▶ [WHAT THIS TASK INVOLVES]: Go through the data below and gather each line containing "Insulation".
* begin PROVIDED ENTRIES *
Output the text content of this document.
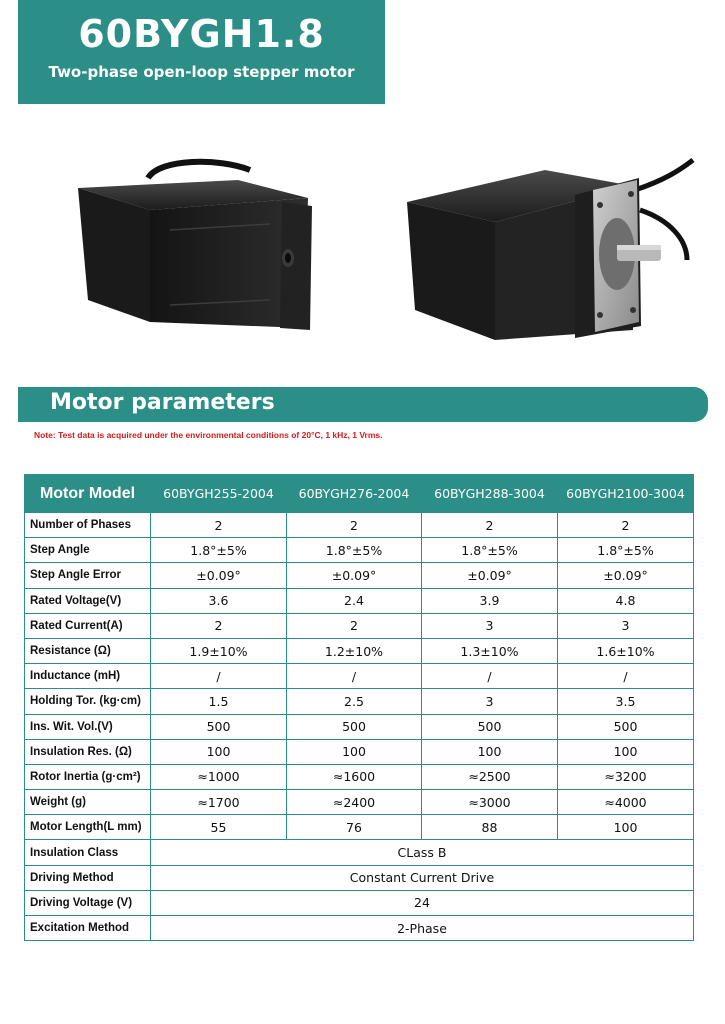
60BYGH1.8
Two-phase open-loop stepper motor
Motor parameters
Note: Test data is acquired under the environmental conditions of 20°C, 1 kHz, 1 Vrms.
Motor Model	60BYGH255-2004	60BYGH276-2004	60BYGH288-3004	60BYGH2100-3004
Number of Phases	2	2	2	2
Step Angle	1.8°±5%	1.8°±5%	1.8°±5%	1.8°±5%
Step Angle Error	±0.09°	±0.09°	±0.09°	±0.09°
Rated Voltage(V)	3.6	2.4	3.9	4.8
Rated Current(A)	2	2	3	3
Resistance (Ω)	1.9±10%	1.2±10%	1.3±10%	1.6±10%
Inductance (mH)	/	/	/	/
Holding Tor. (kg·cm)	1.5	2.5	3	3.5
Ins. Wit. Vol.(V)	500	500	500	500
Insulation Res. (Ω)	100	100	100	100
Rotor Inertia (g·cm²)	≈1000	≈1600	≈2500	≈3200
Weight (g)	≈1700	≈2400	≈3000	≈4000
Motor Length(L mm)	55	76	88	100
Insulation Class	CLass B			
Driving Method	Constant Current Drive			
Driving Voltage (V)	24			
Excitation Method	2-Phase			
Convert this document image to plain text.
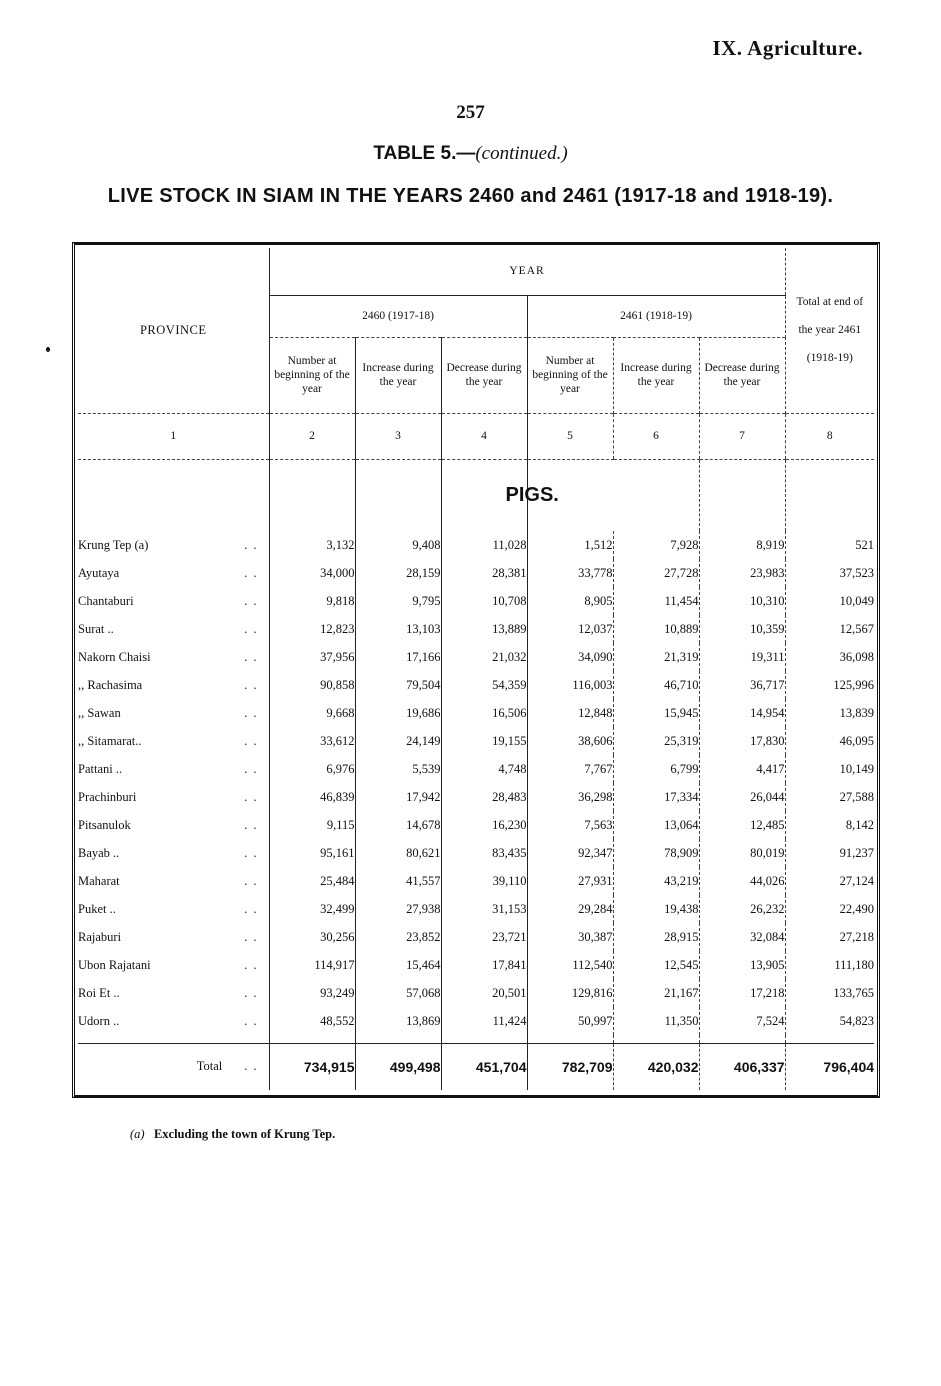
IX. Agriculture.
257
TABLE 5.—(continued.)
LIVE STOCK IN SIAM IN THE YEARS 2460 and 2461 (1917-18 and 1918-19).
PROVINCE	YEAR						Total at end of the year 2461 (1918-19)
	2460 (1917-18)			2461 (1918-19)			
	Number at beginning of the year	Increase during the year	Decrease during the year	Number at beginning of the year	Increase during the year	Decrease during the year	
1	2	3	4	5	6	7	8
				PIGS.			

Krung Tep (a) ..	3,132	9,408	11,028	1,512	7,928	8,919	521

Ayutaya ..	34,000	28,159	28,381	33,778	27,728	23,983	37,523

Chantaburi ..	9,818	9,795	10,708	8,905	11,454	10,310	10,049

Surat .. ..	12,823	13,103	13,889	12,037	10,889	10,359	12,567

Nakorn Chaisi ..	37,956	17,166	21,032	34,090	21,319	19,311	36,098

,, Rachasima ..	90,858	79,504	54,359	116,003	46,710	36,717	125,996

,, Sawan ..	9,668	19,686	16,506	12,848	15,945	14,954	13,839

,, Sitamarat.. ..	33,612	24,149	19,155	38,606	25,319	17,830	46,095

Pattani .. ..	6,976	5,539	4,748	7,767	6,799	4,417	10,149

Prachinburi ..	46,839	17,942	28,483	36,298	17,334	26,044	27,588

Pitsanulok ..	9,115	14,678	16,230	7,563	13,064	12,485	8,142

Bayab .. ..	95,161	80,621	83,435	92,347	78,909	80,019	91,237

Maharat ..	25,484	41,557	39,110	27,931	43,219	44,026	27,124

Puket .. ..	32,499	27,938	31,153	29,284	19,438	26,232	22,490

Rajaburi ..	30,256	23,852	23,721	30,387	28,915	32,084	27,218

Ubon Rajatani ..	114,917	15,464	17,841	112,540	12,545	13,905	111,180

Roi Et .. ..	93,249	57,068	20,501	129,816	21,167	17,218	133,765

Udorn .. ..	48,552	13,869	11,424	50,997	11,350	7,524	54,823

Total ..	734,915	499,498	451,704	782,709	420,032	406,337	796,404
(a) Excluding the town of Krung Tep.
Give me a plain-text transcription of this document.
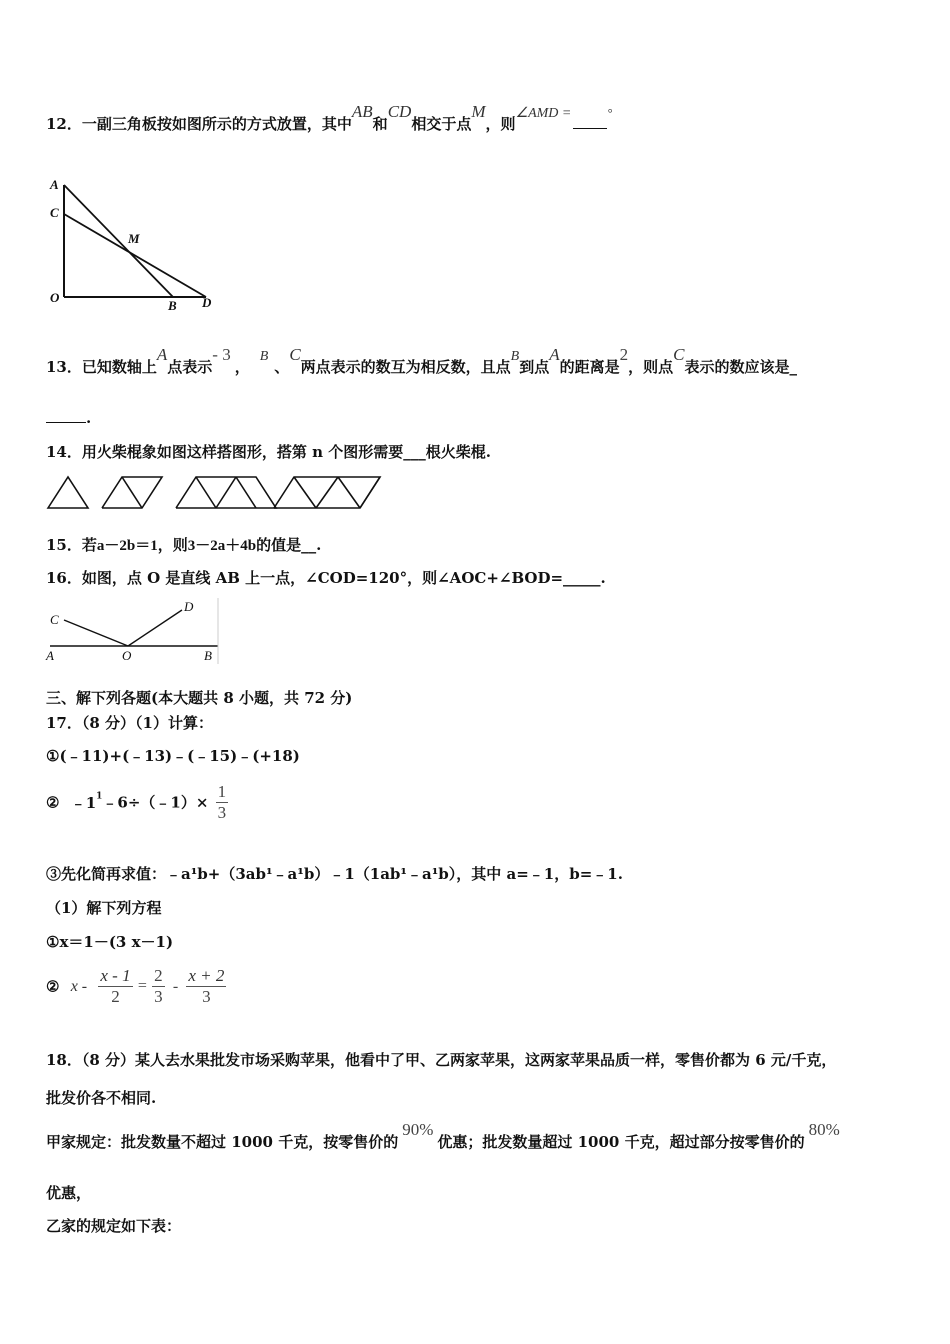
12．一副三角板按如图所示的方式放置，其中AB和CD相交于点M，则∠AMD =	°
A
C
M
O
B D
13．已知数轴上A点表示- 3，B、C两点表示的数互为相反数，且点B到点A的距离是2，则点C表示的数应该是_
.
14．用火柴棍象如图这样搭图形，搭第 n 个图形需要___根火柴棍.
15．若a－2b＝1，则3－2a＋4b的值是__.
16．如图，点 O 是直线 AB 上一点，∠COD=120°，则∠AOC+∠BOD=_____.
C
D
A	O	B
三、解下列各题(本大题共 8 小题，共 72 分)
17．（8 分）（1）计算：
①(﹣11)+(﹣13)﹣(﹣15)﹣(+18)
② $﹣1^1﹣6\div(﹣1)\times \frac{1}{3}$
③先化简再求值：﹣a¹b+（3ab¹﹣a¹b）﹣1（1ab¹﹣a¹b），其中 a=﹣1，b=﹣1.
（1）解下列方程
①x＝1－(3 x－1)
② $x - \frac{x - 1}{2} = \frac{2}{3} - \frac{x + 2}{3}$
18．（8 分）某人去水果批发市场采购苹果，他看中了甲、乙两家苹果，这两家苹果品质一样，零售价都为 6 元/千克，
批发价各不相同.
甲家规定：批发数量不超过 1000 千克，按零售价的90%优惠；批发数量超过 1000 千克，超过部分按零售价的80%
优惠，
乙家的规定如下表：
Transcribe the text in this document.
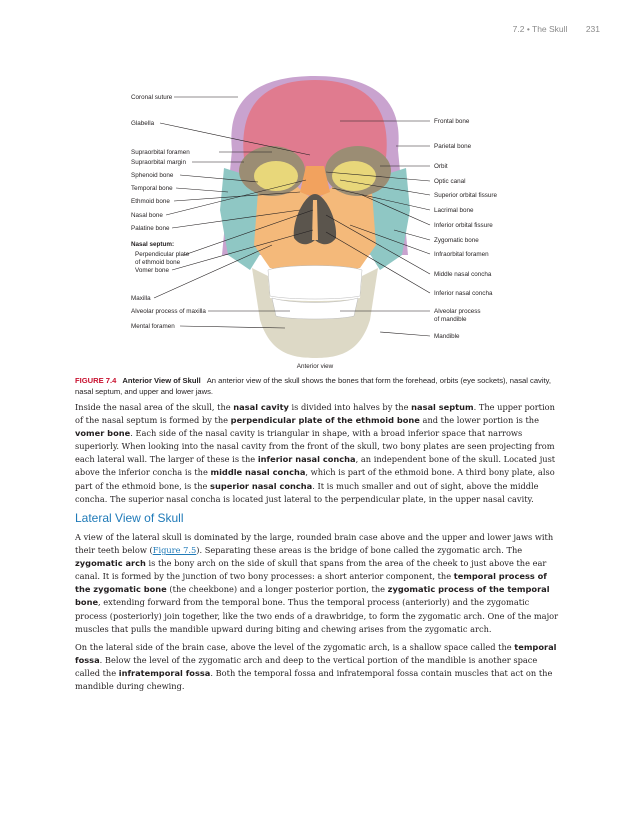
7.2 • The Skull 231
Coronal suture
Glabella
Supraorbital foramen
Supraorbital margin
Sphenoid bone
Temporal bone
Ethmoid bone
Nasal bone
Palatine bone
Nasal septum:
Perpendicular plate
of ethmoid bone
Vomer bone
Maxilla
Alveolar process of maxilla
Mental foramen
Frontal bone
Parietal bone
Orbit
Optic canal
Superior orbital fissure
Lacrimal bone
Inferior orbital fissure
Zygomatic bone
Infraorbital foramen
Middle nasal concha
Inferior nasal concha
Alveolar process
of mandible
Mandible
Anterior view
FIGURE 7.4 Anterior View of Skull An anterior view of the skull shows the bones that form the forehead, orbits (eye sockets), nasal cavity, nasal septum, and upper and lower jaws.

Inside the nasal area of the skull, the nasal cavity is divided into halves by the nasal septum. The upper portion of the nasal septum is formed by the perpendicular plate of the ethmoid bone and the lower portion is the vomer bone. Each side of the nasal cavity is triangular in shape, with a broad inferior space that narrows superiorly. When looking into the nasal cavity from the front of the skull, two bony plates are seen projecting from each lateral wall. The larger of these is the inferior nasal concha, an independent bone of the skull. Located just above the inferior concha is the middle nasal concha, which is part of the ethmoid bone. A third bony plate, also part of the ethmoid bone, is the superior nasal concha. It is much smaller and out of sight, above the middle concha. The superior nasal concha is located just lateral to the perpendicular plate, in the upper nasal cavity.

Lateral View of Skull

A view of the lateral skull is dominated by the large, rounded brain case above and the upper and lower jaws with their teeth below (Figure 7.5). Separating these areas is the bridge of bone called the zygomatic arch. The zygomatic arch is the bony arch on the side of skull that spans from the area of the cheek to just above the ear canal. It is formed by the junction of two bony processes: a short anterior component, the temporal process of the zygomatic bone (the cheekbone) and a longer posterior portion, the zygomatic process of the temporal bone, extending forward from the temporal bone. Thus the temporal process (anteriorly) and the zygomatic process (posteriorly) join together, like the two ends of a drawbridge, to form the zygomatic arch. One of the major muscles that pulls the mandible upward during biting and chewing arises from the zygomatic arch.

On the lateral side of the brain case, above the level of the zygomatic arch, is a shallow space called the temporal fossa. Below the level of the zygomatic arch and deep to the vertical portion of the mandible is another space called the infratemporal fossa. Both the temporal fossa and infratemporal fossa contain muscles that act on the mandible during chewing.
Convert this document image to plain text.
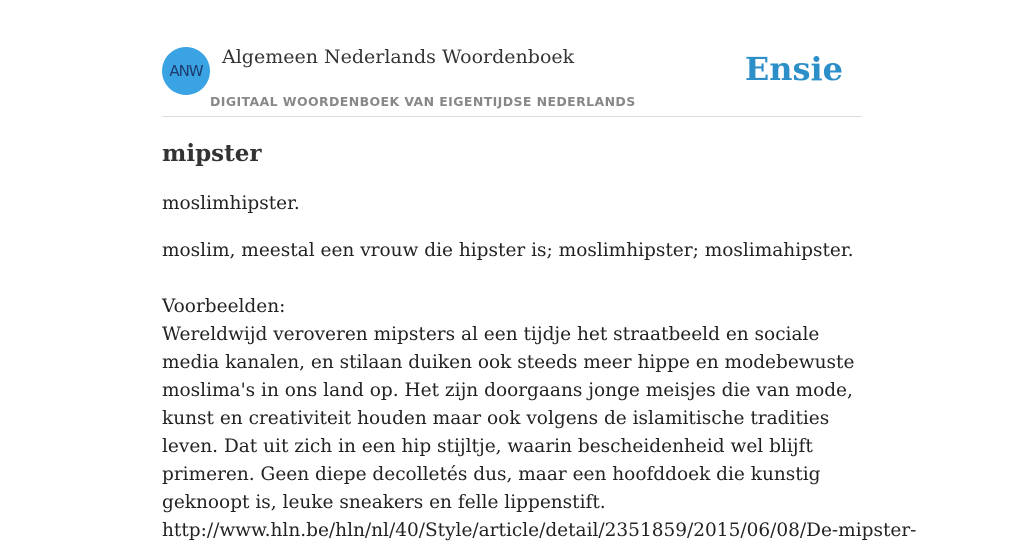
ANW
Algemeen Nederlands Woordenboek
DIGITAAL WOORDENBOEK VAN EIGENTIJDSE NEDERLANDS
Ensie
mipster

moslimhipster.

moslim, meestal een vrouw die hipster is; moslimhipster; moslimahipster.

Voorbeelden:

Wereldwijd veroveren mipsters al een tijdje het straatbeeld en sociale media kanalen, en stilaan duiken ook steeds meer hippe en modebewuste moslima's in ons land op. Het zijn doorgaans jonge meisjes die van mode, kunst en creativiteit houden maar ook volgens de islamitische tradities leven. Dat uit zich in een hip stijltje, waarin bescheidenheid wel blijft primeren. Geen diepe decolletés dus, maar een hoofddoek die kunstig geknoopt is, leuke sneakers en felle lippenstift.

http://www.hln.be/hln/nl/40/Style/article/detail/2351859/2015/06/08/De-mipster-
* end PROVIDED ENTRIES *
▶ [ANSWER TO THIS TASK]:
Insulation Res. (Ω)	100	100	100	100
Insulation Class	CLass B			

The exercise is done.